Report the number of lines containing "Leon", with no other words.
— Start Dataset rows —
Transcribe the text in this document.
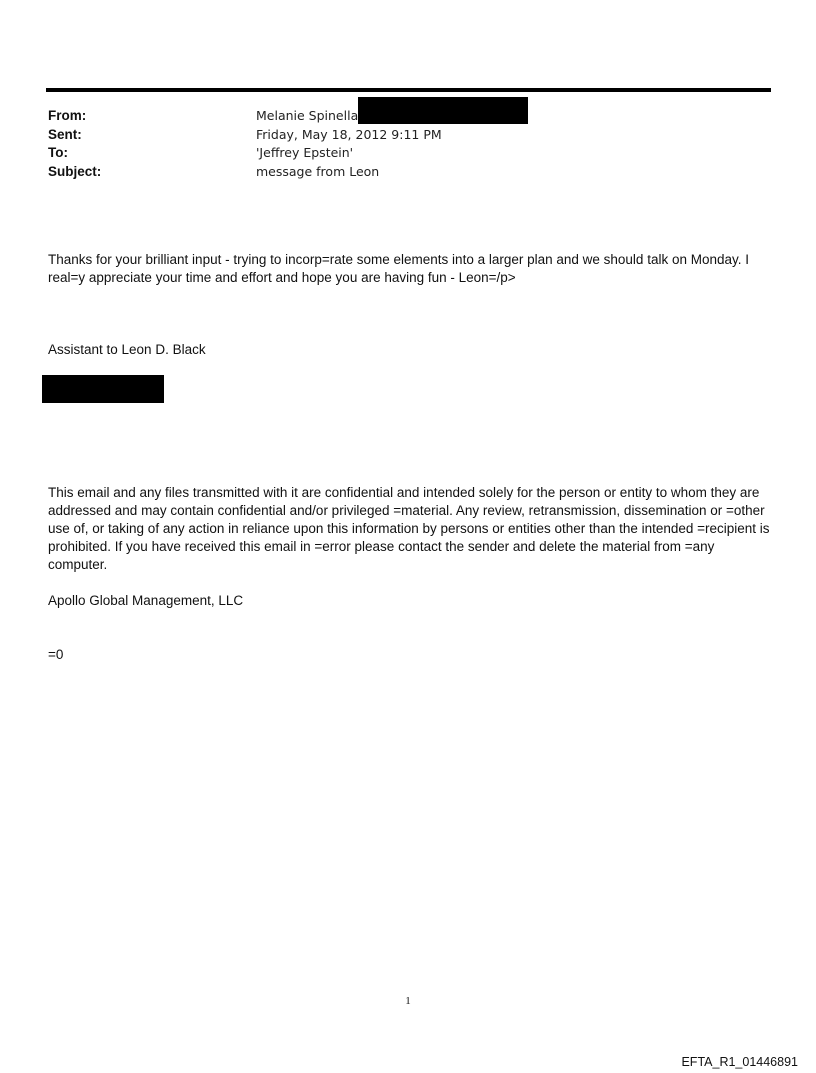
From:	Melanie Spinella
Sent:	Friday, May 18, 2012 9:11 PM
To:	'Jeffrey Epstein'
Subject:	message from Leon

Thanks for your brilliant input - trying to incorp=rate some elements into a larger plan and we should talk on Monday. I real=y appreciate your time and effort and hope you are having fun - Leon=/p>

Assistant to Leon D. Black

This email and any files transmitted with it are confidential and intended solely for the person or entity to whom they are addressed and may contain confidential and/or privileged =material. Any review, retransmission, dissemination or =other use of, or taking of any action in reliance upon this information by persons or entities other than the intended =recipient is prohibited. If you have received this email in =error please contact the sender and delete the material from =any computer.

Apollo Global Management, LLC

=0

1
EFTA_R1_01446891
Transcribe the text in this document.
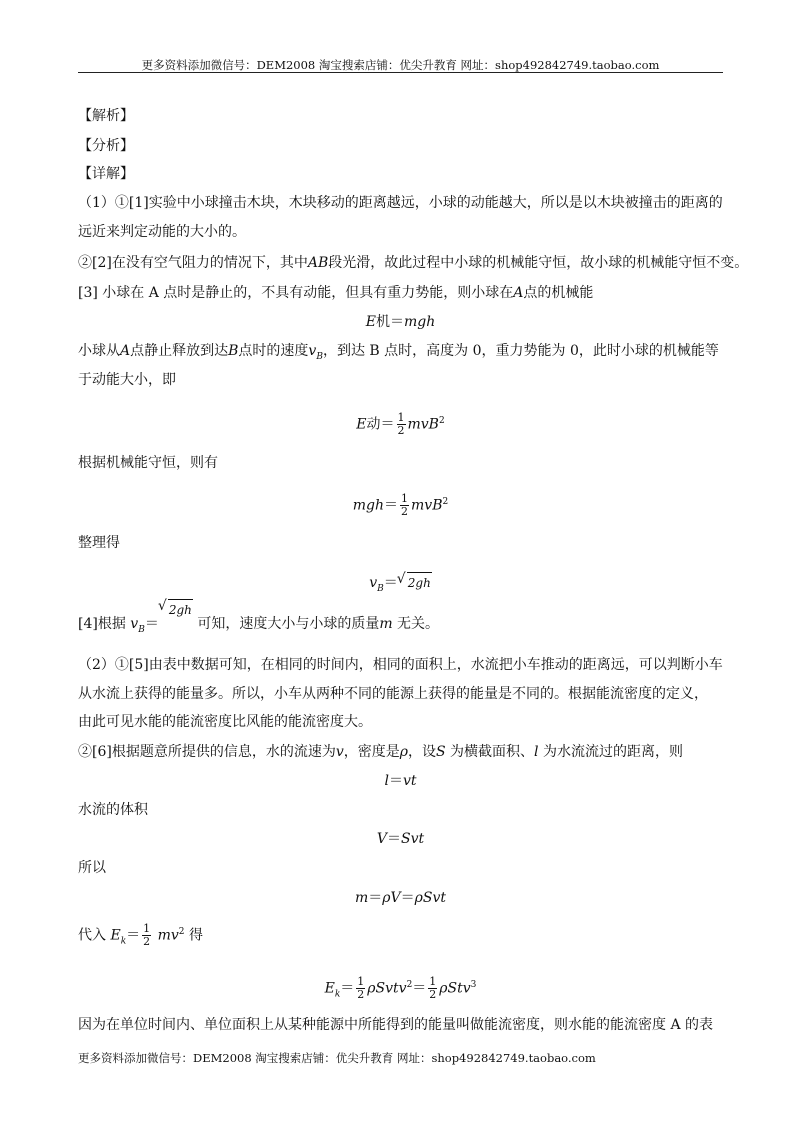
更多资料添加微信号：DEM2008 淘宝搜索店铺：优尖升教育 网址：shop492842749.taobao.com
【解析】
【分析】
【详解】
（1）①[1]实验中小球撞击木块，木块移动的距离越远，小球的动能越大，所以是以木块被撞击的距离的
远近来判定动能的大小的。
②[2]在没有空气阻力的情况下，其中AB段光滑，故此过程中小球的机械能守恒，故小球的机械能守恒不变。
[3] 小球在 A 点时是静止的，不具有动能，但具有重力势能，则小球在A点的机械能
E机＝mgh
小球从A点静止释放到达B点时的速度$v_B$，到达 B 点时，高度为 0，重力势能为 0，此时小球的机械能等
于动能大小，即
E动＝ $\frac{1}{2} mvB^2$
根据机械能守恒，则有
$mgh= \frac{1}{2} mvB^2$
整理得
$v_B=√$ 2gh
[4]根据 $v_B=√$ 2gh 可知，速度大小与小球的质量m 无关。
（2）①[5]由表中数据可知，在相同的时间内，相同的面积上，水流把小车推动的距离远，可以判断小车
从水流上获得的能量多。所以，小车从两种不同的能源上获得的能量是不同的。根据能流密度的定义，
由此可见水能的能流密度比风能的能流密度大。
②[6]根据题意所提供的信息，水的流速为v，密度是ρ，设S 为横截面积、l 为水流流过的距离，则
l＝vt
水流的体积
V＝Svt
所以
m＝ρV＝ρSvt
代入 $E_k= \frac{1}{2} mv^2$ 得
$E_k= \frac{1}{2}$ ρSvtv$^2$＝ $\frac{1}{2} \rho Stv^3$
因为在单位时间内、单位面积上从某种能源中所能得到的能量叫做能流密度，则水能的能流密度 A 的表
更多资料添加微信号：DEM2008 淘宝搜索店铺：优尖升教育 网址：shop492842749.taobao.com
— End Dataset rows —
**Answer to this task:** 3